-- start Material supplied --
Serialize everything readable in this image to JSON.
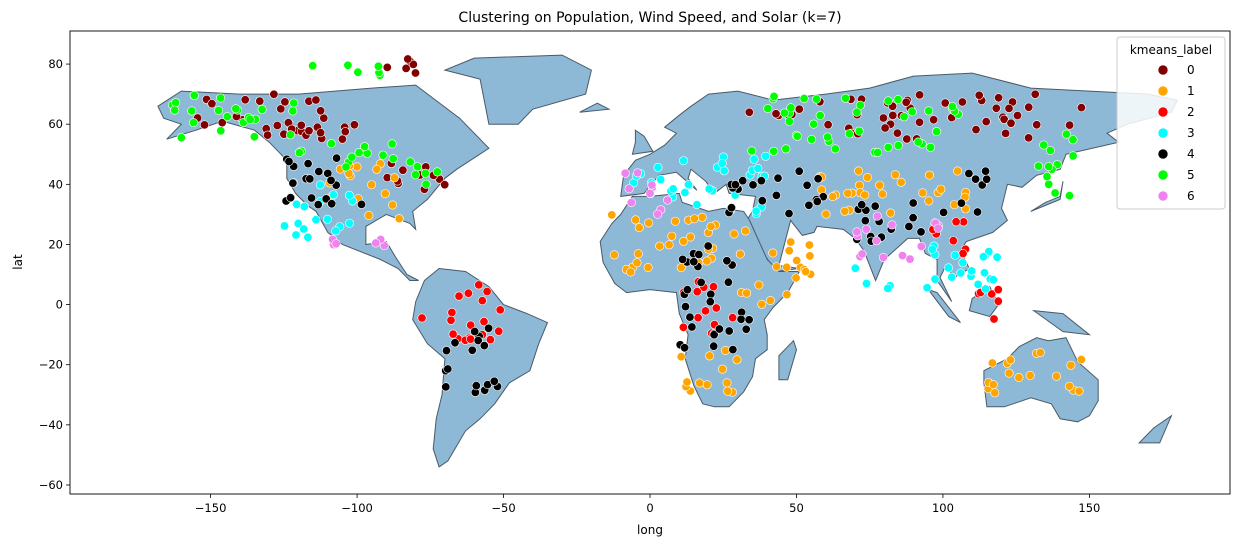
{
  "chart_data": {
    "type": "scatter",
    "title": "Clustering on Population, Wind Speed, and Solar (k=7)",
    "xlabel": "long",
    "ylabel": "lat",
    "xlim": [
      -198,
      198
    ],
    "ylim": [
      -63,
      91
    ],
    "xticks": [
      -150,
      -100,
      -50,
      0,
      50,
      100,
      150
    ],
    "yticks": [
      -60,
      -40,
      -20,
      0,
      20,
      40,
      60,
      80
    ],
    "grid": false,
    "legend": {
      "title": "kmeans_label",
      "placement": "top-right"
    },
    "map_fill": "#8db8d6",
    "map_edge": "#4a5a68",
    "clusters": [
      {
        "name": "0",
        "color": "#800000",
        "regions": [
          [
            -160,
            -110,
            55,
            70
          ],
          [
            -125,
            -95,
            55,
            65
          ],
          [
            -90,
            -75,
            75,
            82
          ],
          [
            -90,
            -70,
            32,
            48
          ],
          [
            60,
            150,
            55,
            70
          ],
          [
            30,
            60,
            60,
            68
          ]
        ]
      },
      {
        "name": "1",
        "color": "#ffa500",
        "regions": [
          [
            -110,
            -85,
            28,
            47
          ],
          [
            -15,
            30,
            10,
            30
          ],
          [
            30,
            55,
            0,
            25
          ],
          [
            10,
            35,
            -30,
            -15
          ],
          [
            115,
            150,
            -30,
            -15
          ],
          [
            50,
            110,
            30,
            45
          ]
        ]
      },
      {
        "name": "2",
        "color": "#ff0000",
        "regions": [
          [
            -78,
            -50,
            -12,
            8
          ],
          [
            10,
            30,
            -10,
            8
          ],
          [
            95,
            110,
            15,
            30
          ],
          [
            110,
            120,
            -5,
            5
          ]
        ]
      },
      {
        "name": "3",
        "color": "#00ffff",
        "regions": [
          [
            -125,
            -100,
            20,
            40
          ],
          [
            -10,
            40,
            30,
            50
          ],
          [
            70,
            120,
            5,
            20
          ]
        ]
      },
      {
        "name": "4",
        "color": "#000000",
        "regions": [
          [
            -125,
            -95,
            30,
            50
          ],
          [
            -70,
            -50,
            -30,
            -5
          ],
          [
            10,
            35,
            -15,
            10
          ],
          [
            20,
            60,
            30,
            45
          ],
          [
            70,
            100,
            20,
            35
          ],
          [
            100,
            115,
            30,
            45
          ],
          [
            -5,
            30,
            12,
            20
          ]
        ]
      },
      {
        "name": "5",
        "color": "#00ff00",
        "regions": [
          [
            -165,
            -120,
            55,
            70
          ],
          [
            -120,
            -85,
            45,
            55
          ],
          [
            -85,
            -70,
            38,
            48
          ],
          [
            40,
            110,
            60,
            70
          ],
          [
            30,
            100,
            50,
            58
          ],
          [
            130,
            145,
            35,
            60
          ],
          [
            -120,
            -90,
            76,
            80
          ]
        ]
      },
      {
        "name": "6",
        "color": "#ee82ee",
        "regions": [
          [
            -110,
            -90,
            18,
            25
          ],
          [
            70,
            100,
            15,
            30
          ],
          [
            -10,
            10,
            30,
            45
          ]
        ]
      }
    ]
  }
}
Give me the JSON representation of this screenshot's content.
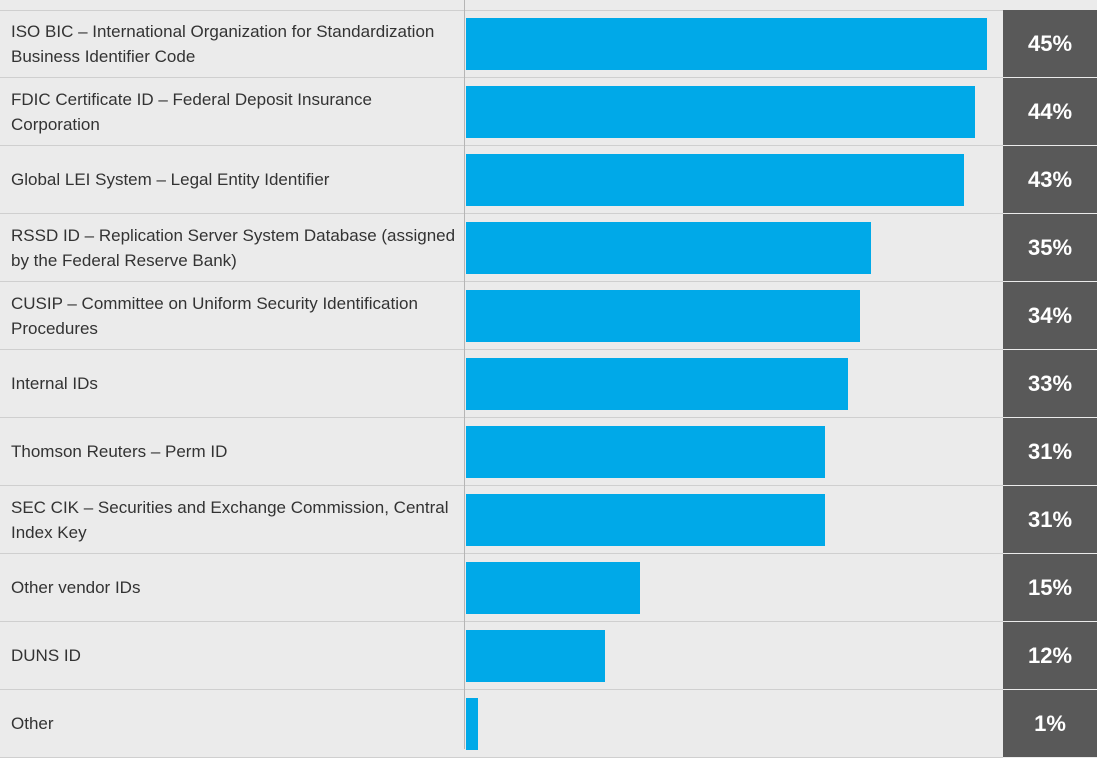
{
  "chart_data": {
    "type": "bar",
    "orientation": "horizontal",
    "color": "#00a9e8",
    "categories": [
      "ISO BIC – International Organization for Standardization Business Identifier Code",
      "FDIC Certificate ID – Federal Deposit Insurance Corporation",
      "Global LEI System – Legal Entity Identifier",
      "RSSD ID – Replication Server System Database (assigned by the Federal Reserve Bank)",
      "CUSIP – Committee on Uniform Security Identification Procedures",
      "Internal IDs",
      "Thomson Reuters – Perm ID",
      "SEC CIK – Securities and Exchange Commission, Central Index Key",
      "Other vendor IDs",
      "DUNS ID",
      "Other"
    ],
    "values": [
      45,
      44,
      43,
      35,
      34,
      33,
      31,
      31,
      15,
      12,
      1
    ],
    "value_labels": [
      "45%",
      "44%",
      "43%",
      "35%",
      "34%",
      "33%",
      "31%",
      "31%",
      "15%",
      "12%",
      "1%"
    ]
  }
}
-- end Material supplied --
Your objective:
Say how many lines include the word "title"; reply with the number alone.

Exercise solution:
2